- [What is being asked]: From the entries that follow, list every line in which the string "outline" appears.

*** Records supplied

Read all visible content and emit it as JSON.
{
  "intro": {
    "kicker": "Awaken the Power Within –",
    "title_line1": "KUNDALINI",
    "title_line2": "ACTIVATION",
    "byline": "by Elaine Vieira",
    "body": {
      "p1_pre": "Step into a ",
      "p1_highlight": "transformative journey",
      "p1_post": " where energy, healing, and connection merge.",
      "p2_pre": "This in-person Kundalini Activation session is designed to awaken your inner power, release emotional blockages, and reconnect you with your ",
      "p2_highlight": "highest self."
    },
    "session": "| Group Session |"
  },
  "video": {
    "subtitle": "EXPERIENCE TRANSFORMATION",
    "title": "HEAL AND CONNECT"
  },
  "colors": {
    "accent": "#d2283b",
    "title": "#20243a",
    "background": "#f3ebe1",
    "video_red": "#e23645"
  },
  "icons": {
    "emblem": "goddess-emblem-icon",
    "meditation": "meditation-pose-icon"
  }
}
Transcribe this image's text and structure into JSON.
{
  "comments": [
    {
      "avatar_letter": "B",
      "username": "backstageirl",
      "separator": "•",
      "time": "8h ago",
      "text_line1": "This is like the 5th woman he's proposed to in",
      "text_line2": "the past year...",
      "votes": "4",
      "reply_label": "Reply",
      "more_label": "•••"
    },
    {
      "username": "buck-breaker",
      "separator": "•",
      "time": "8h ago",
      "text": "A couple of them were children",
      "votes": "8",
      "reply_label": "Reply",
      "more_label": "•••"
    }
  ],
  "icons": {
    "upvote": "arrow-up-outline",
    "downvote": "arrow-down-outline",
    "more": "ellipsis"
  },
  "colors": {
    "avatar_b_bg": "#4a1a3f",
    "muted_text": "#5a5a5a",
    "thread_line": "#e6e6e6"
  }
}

******

- [Full answer]:
    "upvote": "arrow-up-outline",
    "downvote": "arrow-down-outline",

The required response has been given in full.